Page extract:
● ● ● ● ● ● ●

When we are ill we expect to be given the medication or surgery that will be the most effective at making us feel better. But how would you feel if you knew that your doctor would not prescribe you the right medicine simply because it was too expensive? For some groups of patients, this is the worrying reality they are facing.
I have been working with patients who suffer from primary immunodeficiencies, which means they don’t have a properly functioning immune system. The conditions are mainly genetic, and about 1 in 500 people will be born with one. I am campaigning for the most serious disorder, SCID, to be screened for at birth, because if it goes undiagnosed the child will die in their first few months of life. If diagnosed the child can be cured for life.
For those living with an immunodeficiency it is vital that they receive the right treatment for them. Without it they will suffer from constant and serious infections. The good news is that with appropriate immunoglobulin therapy most patients can lead a normal life. The bad news is that some of these therapies could be deemed too expensive.
Medical treatments are subject to something called Health Technology Assessments, which should take into account the social, ethical, and economical benefits of using a certain treatment. However, in the current climate it seems that sometimes the only real consideration is how much the treatment costs. There are some really worrying outcomes from these assessments, including one in France that recommended not screening blood donors for Hepatitis C because it would be cheaper to just treat the people who found themselves infected with the disease after a blood transfusion.
Not only does this kind of approach disregard the human element of medical treatments, which should be at the heart of healthcare, but it is economically short sighted too. Healthy people can go to school, university and work and contribute fully to society. It may be true that you can reduce the amount of immunoglobulin that an immunodeficient patient receives by half and the patient will remain alive. However their quality of life will be severely worsened as they fight of repeated infections and have to struggle every single day with their condition.
I will be working on the EU’s new Health for Growth Programme to make sure that Health Technology Assessments always take the view of the patient into account, and not just the costs of treatments.

● ● ● ● ● ● ●

Stored items from a collection

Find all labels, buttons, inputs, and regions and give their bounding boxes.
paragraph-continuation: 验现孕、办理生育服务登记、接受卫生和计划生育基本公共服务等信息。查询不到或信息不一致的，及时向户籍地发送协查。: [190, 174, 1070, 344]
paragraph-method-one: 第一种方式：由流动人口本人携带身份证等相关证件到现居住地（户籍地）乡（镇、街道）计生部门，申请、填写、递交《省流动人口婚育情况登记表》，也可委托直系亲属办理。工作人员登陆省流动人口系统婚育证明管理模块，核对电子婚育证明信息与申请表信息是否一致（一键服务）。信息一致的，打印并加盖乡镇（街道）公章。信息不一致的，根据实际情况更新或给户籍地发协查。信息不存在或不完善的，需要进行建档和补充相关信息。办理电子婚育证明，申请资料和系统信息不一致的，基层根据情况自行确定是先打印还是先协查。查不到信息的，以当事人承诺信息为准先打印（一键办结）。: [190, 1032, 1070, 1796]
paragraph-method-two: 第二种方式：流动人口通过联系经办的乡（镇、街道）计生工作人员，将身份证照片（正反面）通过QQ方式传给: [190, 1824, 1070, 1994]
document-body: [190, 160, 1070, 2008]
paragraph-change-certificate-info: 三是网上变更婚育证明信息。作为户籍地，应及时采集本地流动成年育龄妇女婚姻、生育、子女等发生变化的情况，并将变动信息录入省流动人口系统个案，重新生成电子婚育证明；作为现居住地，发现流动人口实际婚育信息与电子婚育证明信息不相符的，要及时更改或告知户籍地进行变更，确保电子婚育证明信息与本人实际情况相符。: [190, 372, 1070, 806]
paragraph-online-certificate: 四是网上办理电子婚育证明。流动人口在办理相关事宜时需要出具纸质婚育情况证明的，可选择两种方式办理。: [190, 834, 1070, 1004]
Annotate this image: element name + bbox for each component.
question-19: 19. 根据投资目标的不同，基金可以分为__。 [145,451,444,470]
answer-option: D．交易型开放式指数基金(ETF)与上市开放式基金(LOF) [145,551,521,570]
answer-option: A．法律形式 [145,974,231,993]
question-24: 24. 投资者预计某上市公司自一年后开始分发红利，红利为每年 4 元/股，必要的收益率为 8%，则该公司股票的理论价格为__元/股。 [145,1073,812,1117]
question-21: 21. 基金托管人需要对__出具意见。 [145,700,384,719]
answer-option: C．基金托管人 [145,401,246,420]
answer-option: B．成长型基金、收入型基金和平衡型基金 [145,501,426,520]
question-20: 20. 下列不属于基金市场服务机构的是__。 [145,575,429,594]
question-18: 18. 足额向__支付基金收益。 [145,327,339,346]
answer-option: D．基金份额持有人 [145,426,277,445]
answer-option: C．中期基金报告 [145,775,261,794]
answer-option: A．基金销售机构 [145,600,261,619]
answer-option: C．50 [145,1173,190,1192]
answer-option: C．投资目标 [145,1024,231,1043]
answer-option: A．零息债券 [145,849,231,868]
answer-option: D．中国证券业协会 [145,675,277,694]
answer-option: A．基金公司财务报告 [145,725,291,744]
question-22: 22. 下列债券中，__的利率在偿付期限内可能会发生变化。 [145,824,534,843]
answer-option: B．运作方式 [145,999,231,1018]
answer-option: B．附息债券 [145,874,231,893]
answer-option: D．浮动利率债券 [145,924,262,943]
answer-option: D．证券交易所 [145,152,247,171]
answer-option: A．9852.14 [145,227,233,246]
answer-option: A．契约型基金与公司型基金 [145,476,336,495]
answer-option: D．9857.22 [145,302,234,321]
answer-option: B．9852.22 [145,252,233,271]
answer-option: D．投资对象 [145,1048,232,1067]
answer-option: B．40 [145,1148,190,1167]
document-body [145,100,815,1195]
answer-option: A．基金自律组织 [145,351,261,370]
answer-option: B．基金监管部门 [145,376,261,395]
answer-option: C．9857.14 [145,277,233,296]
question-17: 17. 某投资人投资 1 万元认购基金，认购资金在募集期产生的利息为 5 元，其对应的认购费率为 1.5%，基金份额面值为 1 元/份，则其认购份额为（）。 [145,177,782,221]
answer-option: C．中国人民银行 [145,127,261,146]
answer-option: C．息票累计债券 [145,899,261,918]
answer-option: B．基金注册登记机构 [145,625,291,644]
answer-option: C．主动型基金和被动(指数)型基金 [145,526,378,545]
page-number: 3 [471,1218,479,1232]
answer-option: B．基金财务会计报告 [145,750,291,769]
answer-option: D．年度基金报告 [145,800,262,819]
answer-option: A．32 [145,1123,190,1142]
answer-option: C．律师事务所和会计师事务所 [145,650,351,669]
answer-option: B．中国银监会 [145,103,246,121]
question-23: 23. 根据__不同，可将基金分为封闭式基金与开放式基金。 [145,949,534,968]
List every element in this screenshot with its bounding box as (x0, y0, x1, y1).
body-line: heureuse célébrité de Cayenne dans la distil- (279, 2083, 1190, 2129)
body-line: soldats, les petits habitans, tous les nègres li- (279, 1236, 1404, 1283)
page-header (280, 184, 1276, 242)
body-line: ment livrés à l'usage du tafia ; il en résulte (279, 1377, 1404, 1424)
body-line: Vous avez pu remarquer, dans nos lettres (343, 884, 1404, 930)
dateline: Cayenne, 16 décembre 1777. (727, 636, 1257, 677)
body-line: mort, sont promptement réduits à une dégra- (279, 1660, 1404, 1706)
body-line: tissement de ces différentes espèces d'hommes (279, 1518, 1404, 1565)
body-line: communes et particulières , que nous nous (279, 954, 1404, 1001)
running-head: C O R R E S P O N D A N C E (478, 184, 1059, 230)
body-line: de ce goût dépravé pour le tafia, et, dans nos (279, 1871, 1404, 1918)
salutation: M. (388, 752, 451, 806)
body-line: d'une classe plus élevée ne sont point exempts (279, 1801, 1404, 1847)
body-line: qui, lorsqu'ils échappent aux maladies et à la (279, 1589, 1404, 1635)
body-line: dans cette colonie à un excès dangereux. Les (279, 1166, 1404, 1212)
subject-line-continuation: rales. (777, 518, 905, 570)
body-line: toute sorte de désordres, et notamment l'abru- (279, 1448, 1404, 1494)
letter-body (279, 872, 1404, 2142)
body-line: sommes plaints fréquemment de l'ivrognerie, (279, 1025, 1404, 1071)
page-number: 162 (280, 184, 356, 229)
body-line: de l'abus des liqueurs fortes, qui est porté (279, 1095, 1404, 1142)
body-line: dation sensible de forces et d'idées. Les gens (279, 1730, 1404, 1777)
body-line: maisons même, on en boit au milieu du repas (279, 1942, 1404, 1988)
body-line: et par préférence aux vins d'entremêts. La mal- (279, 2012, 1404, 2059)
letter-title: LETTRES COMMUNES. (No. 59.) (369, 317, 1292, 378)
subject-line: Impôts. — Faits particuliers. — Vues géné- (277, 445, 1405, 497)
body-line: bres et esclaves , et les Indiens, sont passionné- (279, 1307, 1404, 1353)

● ● ● ● ● ● ●

What is required: From the piece on immunodeficiency treatment, repeat word for word the stretch that opens with "When we are" and closes with "they are facing.".

Result:
When we are ill we expect to be given the medication or surgery that will be the most effective at making us feel better. But how would you feel if you knew that your doctor would not prescribe you the right medicine simply because it was too expensive? For some groups of patients, this is the worrying reality they are facing.